**Task details**
Show every line that has the string "Other" in it.

**Provided data**
______________________________

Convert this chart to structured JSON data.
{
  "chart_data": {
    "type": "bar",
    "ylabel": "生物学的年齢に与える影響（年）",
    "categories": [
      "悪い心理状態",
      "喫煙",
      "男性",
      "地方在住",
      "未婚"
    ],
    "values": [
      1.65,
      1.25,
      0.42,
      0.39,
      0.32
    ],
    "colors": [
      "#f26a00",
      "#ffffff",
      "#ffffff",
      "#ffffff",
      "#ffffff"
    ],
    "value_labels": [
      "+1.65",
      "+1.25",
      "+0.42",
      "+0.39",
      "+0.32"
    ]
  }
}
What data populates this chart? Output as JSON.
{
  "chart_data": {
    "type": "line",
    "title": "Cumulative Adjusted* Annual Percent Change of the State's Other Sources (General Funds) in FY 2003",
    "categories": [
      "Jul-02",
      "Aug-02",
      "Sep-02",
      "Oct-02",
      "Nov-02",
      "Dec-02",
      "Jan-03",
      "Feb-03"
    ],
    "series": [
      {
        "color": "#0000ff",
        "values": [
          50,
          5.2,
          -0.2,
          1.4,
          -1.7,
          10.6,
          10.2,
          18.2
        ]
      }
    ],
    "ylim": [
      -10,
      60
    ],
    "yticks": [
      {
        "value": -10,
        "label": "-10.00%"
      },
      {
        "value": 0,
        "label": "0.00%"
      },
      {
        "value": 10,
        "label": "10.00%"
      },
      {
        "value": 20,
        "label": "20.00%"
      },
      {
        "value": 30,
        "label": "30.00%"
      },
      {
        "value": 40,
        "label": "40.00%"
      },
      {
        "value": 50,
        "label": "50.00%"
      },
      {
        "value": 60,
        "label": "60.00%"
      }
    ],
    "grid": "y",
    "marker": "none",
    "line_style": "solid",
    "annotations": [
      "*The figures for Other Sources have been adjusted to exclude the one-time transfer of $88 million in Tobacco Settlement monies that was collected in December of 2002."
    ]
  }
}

______________________________

**Written solution**
    "title": "Cumulative Adjusted* Annual Percent Change of the State's Other Sources (General Funds) in FY 2003",
      "*The figures for Other Sources have been adjusted to exclude the one-time transfer of $88 million in Tobacco Settlement monies that was collected in December of 2002."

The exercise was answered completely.